:: Aim ::
Each record must be retyped in full. No character may differ.

:: Supplied material ::
----------

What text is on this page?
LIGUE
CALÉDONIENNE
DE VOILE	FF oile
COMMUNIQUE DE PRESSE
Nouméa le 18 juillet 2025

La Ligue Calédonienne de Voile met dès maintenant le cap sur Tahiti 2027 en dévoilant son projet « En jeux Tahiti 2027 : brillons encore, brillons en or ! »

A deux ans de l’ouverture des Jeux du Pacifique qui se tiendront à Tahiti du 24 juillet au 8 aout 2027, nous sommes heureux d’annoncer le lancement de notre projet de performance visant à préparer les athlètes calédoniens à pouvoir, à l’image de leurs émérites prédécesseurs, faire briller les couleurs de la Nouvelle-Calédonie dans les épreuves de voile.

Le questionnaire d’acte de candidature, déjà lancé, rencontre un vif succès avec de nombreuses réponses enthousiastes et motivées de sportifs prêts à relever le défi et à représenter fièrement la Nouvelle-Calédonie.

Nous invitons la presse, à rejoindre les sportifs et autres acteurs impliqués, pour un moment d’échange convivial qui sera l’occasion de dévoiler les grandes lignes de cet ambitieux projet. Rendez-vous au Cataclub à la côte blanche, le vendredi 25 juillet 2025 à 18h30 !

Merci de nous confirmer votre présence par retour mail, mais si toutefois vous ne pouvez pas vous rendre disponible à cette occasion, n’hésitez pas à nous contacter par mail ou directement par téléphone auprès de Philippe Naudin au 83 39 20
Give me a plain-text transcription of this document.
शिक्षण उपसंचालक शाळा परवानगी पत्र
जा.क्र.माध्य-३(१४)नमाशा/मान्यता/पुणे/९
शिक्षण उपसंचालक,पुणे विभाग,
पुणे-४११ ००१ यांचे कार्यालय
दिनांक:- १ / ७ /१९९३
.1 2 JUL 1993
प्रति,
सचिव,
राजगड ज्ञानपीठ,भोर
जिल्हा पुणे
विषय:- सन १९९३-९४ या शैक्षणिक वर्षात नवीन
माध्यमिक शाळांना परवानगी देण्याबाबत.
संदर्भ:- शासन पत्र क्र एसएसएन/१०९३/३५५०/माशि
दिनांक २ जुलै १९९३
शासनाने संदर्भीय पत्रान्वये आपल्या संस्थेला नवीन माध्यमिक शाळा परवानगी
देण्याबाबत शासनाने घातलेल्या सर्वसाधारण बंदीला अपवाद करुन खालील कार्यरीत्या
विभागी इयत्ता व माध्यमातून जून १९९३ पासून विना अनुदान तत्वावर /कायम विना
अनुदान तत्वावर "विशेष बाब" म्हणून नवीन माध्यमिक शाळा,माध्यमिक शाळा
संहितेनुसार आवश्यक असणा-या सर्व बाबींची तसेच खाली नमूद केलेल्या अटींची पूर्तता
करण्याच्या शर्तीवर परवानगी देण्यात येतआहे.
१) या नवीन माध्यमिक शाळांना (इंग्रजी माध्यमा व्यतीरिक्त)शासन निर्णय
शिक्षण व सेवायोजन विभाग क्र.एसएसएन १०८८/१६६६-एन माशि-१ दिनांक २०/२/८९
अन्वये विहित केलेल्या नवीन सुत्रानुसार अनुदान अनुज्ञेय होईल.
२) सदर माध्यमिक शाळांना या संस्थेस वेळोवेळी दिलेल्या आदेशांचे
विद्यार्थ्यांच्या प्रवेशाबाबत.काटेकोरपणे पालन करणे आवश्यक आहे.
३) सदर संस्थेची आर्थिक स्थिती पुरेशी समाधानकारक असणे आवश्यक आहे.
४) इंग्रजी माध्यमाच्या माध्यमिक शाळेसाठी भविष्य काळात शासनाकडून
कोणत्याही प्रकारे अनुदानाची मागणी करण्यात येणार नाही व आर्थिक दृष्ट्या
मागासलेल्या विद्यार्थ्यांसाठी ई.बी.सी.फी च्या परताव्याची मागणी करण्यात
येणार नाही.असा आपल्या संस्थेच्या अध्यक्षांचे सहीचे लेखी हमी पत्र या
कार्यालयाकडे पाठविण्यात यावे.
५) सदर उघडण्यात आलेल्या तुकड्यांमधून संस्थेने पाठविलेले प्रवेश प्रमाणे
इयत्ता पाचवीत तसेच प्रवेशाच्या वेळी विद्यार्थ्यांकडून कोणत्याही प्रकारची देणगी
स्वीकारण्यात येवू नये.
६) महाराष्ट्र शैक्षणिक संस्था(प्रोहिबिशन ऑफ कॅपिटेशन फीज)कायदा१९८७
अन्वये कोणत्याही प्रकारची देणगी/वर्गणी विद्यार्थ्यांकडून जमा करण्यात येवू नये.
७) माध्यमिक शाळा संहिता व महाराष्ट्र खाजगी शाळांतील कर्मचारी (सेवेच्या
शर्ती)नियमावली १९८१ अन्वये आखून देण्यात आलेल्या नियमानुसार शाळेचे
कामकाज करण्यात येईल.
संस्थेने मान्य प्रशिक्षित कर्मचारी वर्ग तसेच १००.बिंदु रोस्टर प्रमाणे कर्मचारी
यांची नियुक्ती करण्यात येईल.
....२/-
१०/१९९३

----------

:: Correct result ::
What text is on this page?
LIGUE
CALÉDONIENNE
DE VOILE	FF oile
COMMUNIQUE DE PRESSE
Nouméa le 18 juillet 2025

La Ligue Calédonienne de Voile met dès maintenant le cap sur Tahiti 2027 en dévoilant son projet « En jeux Tahiti 2027 : brillons encore, brillons en or ! »

A deux ans de l’ouverture des Jeux du Pacifique qui se tiendront à Tahiti du 24 juillet au 8 aout 2027, nous sommes heureux d’annoncer le lancement de notre projet de performance visant à préparer les athlètes calédoniens à pouvoir, à l’image de leurs émérites prédécesseurs, faire briller les couleurs de la Nouvelle-Calédonie dans les épreuves de voile.

Le questionnaire d’acte de candidature, déjà lancé, rencontre un vif succès avec de nombreuses réponses enthousiastes et motivées de sportifs prêts à relever le défi et à représenter fièrement la Nouvelle-Calédonie.

Nous invitons la presse, à rejoindre les sportifs et autres acteurs impliqués, pour un moment d’échange convivial qui sera l’occasion de dévoiler les grandes lignes de cet ambitieux projet. Rendez-vous au Cataclub à la côte blanche, le vendredi 25 juillet 2025 à 18h30 !

Merci de nous confirmer votre présence par retour mail, mais si toutefois vous ne pouvez pas vous rendre disponible à cette occasion, n’hésitez pas à nous contacter par mail ou directement par téléphone auprès de Philippe Naudin au 83 39 20
Give me a plain-text transcription of this document.
शिक्षण उपसंचालक शाळा परवानगी पत्र
जा.क्र.माध्य-३(१४)नमाशा/मान्यता/पुणे/९
शिक्षण उपसंचालक,पुणे विभाग,
पुणे-४११ ००१ यांचे कार्यालय
दिनांक:- १ / ७ /१९९३
.1 2 JUL 1993
प्रति,
सचिव,
राजगड ज्ञानपीठ,भोर
जिल्हा पुणे
विषय:- सन १९९३-९४ या शैक्षणिक वर्षात नवीन
माध्यमिक शाळांना परवानगी देण्याबाबत.
संदर्भ:- शासन पत्र क्र एसएसएन/१०९३/३५५०/माशि
दिनांक २ जुलै १९९३
शासनाने संदर्भीय पत्रान्वये आपल्या संस्थेला नवीन माध्यमिक शाळा परवानगी
देण्याबाबत शासनाने घातलेल्या सर्वसाधारण बंदीला अपवाद करुन खालील कार्यरीत्या
विभागी इयत्ता व माध्यमातून जून १९९३ पासून विना अनुदान तत्वावर /कायम विना
अनुदान तत्वावर "विशेष बाब" म्हणून नवीन माध्यमिक शाळा,माध्यमिक शाळा
संहितेनुसार आवश्यक असणा-या सर्व बाबींची तसेच खाली नमूद केलेल्या अटींची पूर्तता
करण्याच्या शर्तीवर परवानगी देण्यात येतआहे.
१) या नवीन माध्यमिक शाळांना (इंग्रजी माध्यमा व्यतीरिक्त)शासन निर्णय
शिक्षण व सेवायोजन विभाग क्र.एसएसएन १०८८/१६६६-एन माशि-१ दिनांक २०/२/८९
अन्वये विहित केलेल्या नवीन सुत्रानुसार अनुदान अनुज्ञेय होईल.
२) सदर माध्यमिक शाळांना या संस्थेस वेळोवेळी दिलेल्या आदेशांचे
विद्यार्थ्यांच्या प्रवेशाबाबत.काटेकोरपणे पालन करणे आवश्यक आहे.
३) सदर संस्थेची आर्थिक स्थिती पुरेशी समाधानकारक असणे आवश्यक आहे.
४) इंग्रजी माध्यमाच्या माध्यमिक शाळेसाठी भविष्य काळात शासनाकडून
कोणत्याही प्रकारे अनुदानाची मागणी करण्यात येणार नाही व आर्थिक दृष्ट्या
मागासलेल्या विद्यार्थ्यांसाठी ई.बी.सी.फी च्या परताव्याची मागणी करण्यात
येणार नाही.असा आपल्या संस्थेच्या अध्यक्षांचे सहीचे लेखी हमी पत्र या
कार्यालयाकडे पाठविण्यात यावे.
५) सदर उघडण्यात आलेल्या तुकड्यांमधून संस्थेने पाठविलेले प्रवेश प्रमाणे
इयत्ता पाचवीत तसेच प्रवेशाच्या वेळी विद्यार्थ्यांकडून कोणत्याही प्रकारची देणगी
स्वीकारण्यात येवू नये.
६) महाराष्ट्र शैक्षणिक संस्था(प्रोहिबिशन ऑफ कॅपिटेशन फीज)कायदा१९८७
अन्वये कोणत्याही प्रकारची देणगी/वर्गणी विद्यार्थ्यांकडून जमा करण्यात येवू नये.
७) माध्यमिक शाळा संहिता व महाराष्ट्र खाजगी शाळांतील कर्मचारी (सेवेच्या
शर्ती)नियमावली १९८१ अन्वये आखून देण्यात आलेल्या नियमानुसार शाळेचे
कामकाज करण्यात येईल.
संस्थेने मान्य प्रशिक्षित कर्मचारी वर्ग तसेच १००.बिंदु रोस्टर प्रमाणे कर्मचारी
यांची नियुक्ती करण्यात येईल.
....२/-
१०/१९९३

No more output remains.